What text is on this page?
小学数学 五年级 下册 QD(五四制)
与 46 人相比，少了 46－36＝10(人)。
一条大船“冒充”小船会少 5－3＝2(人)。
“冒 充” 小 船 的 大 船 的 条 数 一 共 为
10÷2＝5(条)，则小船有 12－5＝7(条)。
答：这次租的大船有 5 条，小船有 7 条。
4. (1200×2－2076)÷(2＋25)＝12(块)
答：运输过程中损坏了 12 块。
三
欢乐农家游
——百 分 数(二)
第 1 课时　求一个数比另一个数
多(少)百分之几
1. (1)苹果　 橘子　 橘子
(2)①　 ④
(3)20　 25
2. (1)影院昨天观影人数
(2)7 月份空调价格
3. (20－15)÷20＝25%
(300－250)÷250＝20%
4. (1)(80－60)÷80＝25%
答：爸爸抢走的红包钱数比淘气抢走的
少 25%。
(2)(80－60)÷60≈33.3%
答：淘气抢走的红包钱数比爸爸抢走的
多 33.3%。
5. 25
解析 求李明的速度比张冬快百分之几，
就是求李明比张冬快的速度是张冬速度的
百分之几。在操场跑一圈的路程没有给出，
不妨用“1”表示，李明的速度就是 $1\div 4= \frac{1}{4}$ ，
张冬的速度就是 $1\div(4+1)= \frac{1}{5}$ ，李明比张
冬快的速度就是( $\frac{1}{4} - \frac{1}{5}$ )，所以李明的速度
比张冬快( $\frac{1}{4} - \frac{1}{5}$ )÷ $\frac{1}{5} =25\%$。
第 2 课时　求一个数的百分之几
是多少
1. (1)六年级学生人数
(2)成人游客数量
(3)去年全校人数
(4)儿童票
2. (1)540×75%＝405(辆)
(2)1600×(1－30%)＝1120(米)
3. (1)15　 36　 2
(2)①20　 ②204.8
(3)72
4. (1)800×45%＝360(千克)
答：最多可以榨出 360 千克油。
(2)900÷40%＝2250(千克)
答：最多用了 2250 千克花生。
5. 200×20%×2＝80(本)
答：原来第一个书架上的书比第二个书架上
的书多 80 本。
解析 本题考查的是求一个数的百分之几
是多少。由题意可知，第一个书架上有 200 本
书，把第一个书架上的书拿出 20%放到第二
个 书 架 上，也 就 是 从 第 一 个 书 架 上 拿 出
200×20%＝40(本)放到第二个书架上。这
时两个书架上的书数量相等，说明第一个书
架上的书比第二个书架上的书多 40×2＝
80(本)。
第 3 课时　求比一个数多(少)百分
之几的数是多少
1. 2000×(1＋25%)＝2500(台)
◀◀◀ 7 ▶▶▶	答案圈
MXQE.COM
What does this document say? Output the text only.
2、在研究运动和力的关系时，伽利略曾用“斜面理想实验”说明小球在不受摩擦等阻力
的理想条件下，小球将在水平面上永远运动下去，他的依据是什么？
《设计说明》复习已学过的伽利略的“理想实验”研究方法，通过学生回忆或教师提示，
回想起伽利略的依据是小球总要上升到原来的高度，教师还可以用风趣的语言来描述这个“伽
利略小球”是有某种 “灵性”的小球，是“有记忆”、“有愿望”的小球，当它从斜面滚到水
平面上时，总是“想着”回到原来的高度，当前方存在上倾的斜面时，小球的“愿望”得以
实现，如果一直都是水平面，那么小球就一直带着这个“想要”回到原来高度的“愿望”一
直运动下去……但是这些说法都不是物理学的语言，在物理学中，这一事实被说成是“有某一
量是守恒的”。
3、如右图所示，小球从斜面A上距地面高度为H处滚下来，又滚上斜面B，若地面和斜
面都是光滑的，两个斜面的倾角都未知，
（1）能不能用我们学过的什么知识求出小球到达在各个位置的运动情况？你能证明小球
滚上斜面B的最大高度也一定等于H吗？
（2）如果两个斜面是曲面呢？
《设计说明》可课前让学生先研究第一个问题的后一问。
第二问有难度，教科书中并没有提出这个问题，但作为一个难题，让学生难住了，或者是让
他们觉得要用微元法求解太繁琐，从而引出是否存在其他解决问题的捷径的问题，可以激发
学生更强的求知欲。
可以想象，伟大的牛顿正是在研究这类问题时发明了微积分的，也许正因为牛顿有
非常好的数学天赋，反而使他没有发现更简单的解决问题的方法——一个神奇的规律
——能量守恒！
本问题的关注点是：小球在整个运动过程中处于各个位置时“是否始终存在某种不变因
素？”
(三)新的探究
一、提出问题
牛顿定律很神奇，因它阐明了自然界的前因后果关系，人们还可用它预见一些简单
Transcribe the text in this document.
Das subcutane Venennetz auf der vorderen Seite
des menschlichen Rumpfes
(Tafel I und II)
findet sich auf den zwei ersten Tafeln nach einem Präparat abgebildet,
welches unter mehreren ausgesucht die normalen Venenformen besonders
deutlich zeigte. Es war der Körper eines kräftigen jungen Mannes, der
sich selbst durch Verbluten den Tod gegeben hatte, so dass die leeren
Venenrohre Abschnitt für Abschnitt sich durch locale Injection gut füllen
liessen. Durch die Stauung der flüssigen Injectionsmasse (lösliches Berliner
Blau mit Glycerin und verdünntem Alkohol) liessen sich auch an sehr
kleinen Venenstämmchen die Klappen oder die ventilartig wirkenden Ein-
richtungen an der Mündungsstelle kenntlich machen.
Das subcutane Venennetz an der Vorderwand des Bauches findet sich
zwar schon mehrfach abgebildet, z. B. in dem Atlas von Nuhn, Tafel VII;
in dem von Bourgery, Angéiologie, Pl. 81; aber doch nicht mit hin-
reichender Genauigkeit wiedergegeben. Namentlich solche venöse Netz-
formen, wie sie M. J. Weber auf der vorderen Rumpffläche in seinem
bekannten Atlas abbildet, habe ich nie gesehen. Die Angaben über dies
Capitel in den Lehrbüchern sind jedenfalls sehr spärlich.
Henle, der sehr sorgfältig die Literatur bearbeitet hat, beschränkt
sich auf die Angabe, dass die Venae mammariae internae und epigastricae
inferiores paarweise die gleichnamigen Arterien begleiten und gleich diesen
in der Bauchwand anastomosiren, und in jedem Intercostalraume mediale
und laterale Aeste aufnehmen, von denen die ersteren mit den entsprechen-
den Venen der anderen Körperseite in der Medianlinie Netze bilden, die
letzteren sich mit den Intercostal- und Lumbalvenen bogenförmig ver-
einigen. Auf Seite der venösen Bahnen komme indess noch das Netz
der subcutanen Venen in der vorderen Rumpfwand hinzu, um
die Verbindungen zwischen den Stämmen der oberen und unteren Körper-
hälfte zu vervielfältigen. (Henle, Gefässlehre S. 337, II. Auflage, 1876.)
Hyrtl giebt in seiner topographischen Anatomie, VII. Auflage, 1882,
☆ ☆ ☆ ☆ ☆
*Objective*: Each line of the listing should be echoed back exactly.

*Problem solution*:
What text is on this page?
小学数学 五年级 下册 QD(五四制)
与 46 人相比，少了 46－36＝10(人)。
一条大船“冒充”小船会少 5－3＝2(人)。
“冒 充” 小 船 的 大 船 的 条 数 一 共 为
10÷2＝5(条)，则小船有 12－5＝7(条)。
答：这次租的大船有 5 条，小船有 7 条。
4. (1200×2－2076)÷(2＋25)＝12(块)
答：运输过程中损坏了 12 块。
三
欢乐农家游
——百 分 数(二)
第 1 课时　求一个数比另一个数
多(少)百分之几
1. (1)苹果　 橘子　 橘子
(2)①　 ④
(3)20　 25
2. (1)影院昨天观影人数
(2)7 月份空调价格
3. (20－15)÷20＝25%
(300－250)÷250＝20%
4. (1)(80－60)÷80＝25%
答：爸爸抢走的红包钱数比淘气抢走的
少 25%。
(2)(80－60)÷60≈33.3%
答：淘气抢走的红包钱数比爸爸抢走的
多 33.3%。
5. 25
解析 求李明的速度比张冬快百分之几，
就是求李明比张冬快的速度是张冬速度的
百分之几。在操场跑一圈的路程没有给出，
不妨用“1”表示，李明的速度就是 $1\div 4= \frac{1}{4}$ ，
张冬的速度就是 $1\div(4+1)= \frac{1}{5}$ ，李明比张
冬快的速度就是( $\frac{1}{4} - \frac{1}{5}$ )，所以李明的速度
比张冬快( $\frac{1}{4} - \frac{1}{5}$ )÷ $\frac{1}{5} =25\%$。
第 2 课时　求一个数的百分之几
是多少
1. (1)六年级学生人数
(2)成人游客数量
(3)去年全校人数
(4)儿童票
2. (1)540×75%＝405(辆)
(2)1600×(1－30%)＝1120(米)
3. (1)15　 36　 2
(2)①20　 ②204.8
(3)72
4. (1)800×45%＝360(千克)
答：最多可以榨出 360 千克油。
(2)900÷40%＝2250(千克)
答：最多用了 2250 千克花生。
5. 200×20%×2＝80(本)
答：原来第一个书架上的书比第二个书架上
的书多 80 本。
解析 本题考查的是求一个数的百分之几
是多少。由题意可知，第一个书架上有 200 本
书，把第一个书架上的书拿出 20%放到第二
个 书 架 上，也 就 是 从 第 一 个 书 架 上 拿 出
200×20%＝40(本)放到第二个书架上。这
时两个书架上的书数量相等，说明第一个书
架上的书比第二个书架上的书多 40×2＝
80(本)。
第 3 课时　求比一个数多(少)百分
之几的数是多少
1. 2000×(1＋25%)＝2500(台)
◀◀◀ 7 ▶▶▶	答案圈
MXQE.COM
What does this document say? Output the text only.
2、在研究运动和力的关系时，伽利略曾用“斜面理想实验”说明小球在不受摩擦等阻力
的理想条件下，小球将在水平面上永远运动下去，他的依据是什么？
《设计说明》复习已学过的伽利略的“理想实验”研究方法，通过学生回忆或教师提示，
回想起伽利略的依据是小球总要上升到原来的高度，教师还可以用风趣的语言来描述这个“伽
利略小球”是有某种 “灵性”的小球，是“有记忆”、“有愿望”的小球，当它从斜面滚到水
平面上时，总是“想着”回到原来的高度，当前方存在上倾的斜面时，小球的“愿望”得以
实现，如果一直都是水平面，那么小球就一直带着这个“想要”回到原来高度的“愿望”一
直运动下去……但是这些说法都不是物理学的语言，在物理学中，这一事实被说成是“有某一
量是守恒的”。
3、如右图所示，小球从斜面A上距地面高度为H处滚下来，又滚上斜面B，若地面和斜
面都是光滑的，两个斜面的倾角都未知，
（1）能不能用我们学过的什么知识求出小球到达在各个位置的运动情况？你能证明小球
滚上斜面B的最大高度也一定等于H吗？
（2）如果两个斜面是曲面呢？
《设计说明》可课前让学生先研究第一个问题的后一问。
第二问有难度，教科书中并没有提出这个问题，但作为一个难题，让学生难住了，或者是让
他们觉得要用微元法求解太繁琐，从而引出是否存在其他解决问题的捷径的问题，可以激发
学生更强的求知欲。
可以想象，伟大的牛顿正是在研究这类问题时发明了微积分的，也许正因为牛顿有
非常好的数学天赋，反而使他没有发现更简单的解决问题的方法——一个神奇的规律
——能量守恒！
本问题的关注点是：小球在整个运动过程中处于各个位置时“是否始终存在某种不变因
素？”
(三)新的探究
一、提出问题
牛顿定律很神奇，因它阐明了自然界的前因后果关系，人们还可用它预见一些简单
Transcribe the text in this document.
Das subcutane Venennetz auf der vorderen Seite
des menschlichen Rumpfes
(Tafel I und II)
findet sich auf den zwei ersten Tafeln nach einem Präparat abgebildet,
welches unter mehreren ausgesucht die normalen Venenformen besonders
deutlich zeigte. Es war der Körper eines kräftigen jungen Mannes, der
sich selbst durch Verbluten den Tod gegeben hatte, so dass die leeren
Venenrohre Abschnitt für Abschnitt sich durch locale Injection gut füllen
liessen. Durch die Stauung der flüssigen Injectionsmasse (lösliches Berliner
Blau mit Glycerin und verdünntem Alkohol) liessen sich auch an sehr
kleinen Venenstämmchen die Klappen oder die ventilartig wirkenden Ein-
richtungen an der Mündungsstelle kenntlich machen.
Das subcutane Venennetz an der Vorderwand des Bauches findet sich
zwar schon mehrfach abgebildet, z. B. in dem Atlas von Nuhn, Tafel VII;
in dem von Bourgery, Angéiologie, Pl. 81; aber doch nicht mit hin-
reichender Genauigkeit wiedergegeben. Namentlich solche venöse Netz-
formen, wie sie M. J. Weber auf der vorderen Rumpffläche in seinem
bekannten Atlas abbildet, habe ich nie gesehen. Die Angaben über dies
Capitel in den Lehrbüchern sind jedenfalls sehr spärlich.
Henle, der sehr sorgfältig die Literatur bearbeitet hat, beschränkt
sich auf die Angabe, dass die Venae mammariae internae und epigastricae
inferiores paarweise die gleichnamigen Arterien begleiten und gleich diesen
in der Bauchwand anastomosiren, und in jedem Intercostalraume mediale
und laterale Aeste aufnehmen, von denen die ersteren mit den entsprechen-
den Venen der anderen Körperseite in der Medianlinie Netze bilden, die
letzteren sich mit den Intercostal- und Lumbalvenen bogenförmig ver-
einigen. Auf Seite der venösen Bahnen komme indess noch das Netz
der subcutanen Venen in der vorderen Rumpfwand hinzu, um
die Verbindungen zwischen den Stämmen der oberen und unteren Körper-
hälfte zu vervielfältigen. (Henle, Gefässlehre S. 337, II. Auflage, 1876.)
Hyrtl giebt in seiner topographischen Anatomie, VII. Auflage, 1882,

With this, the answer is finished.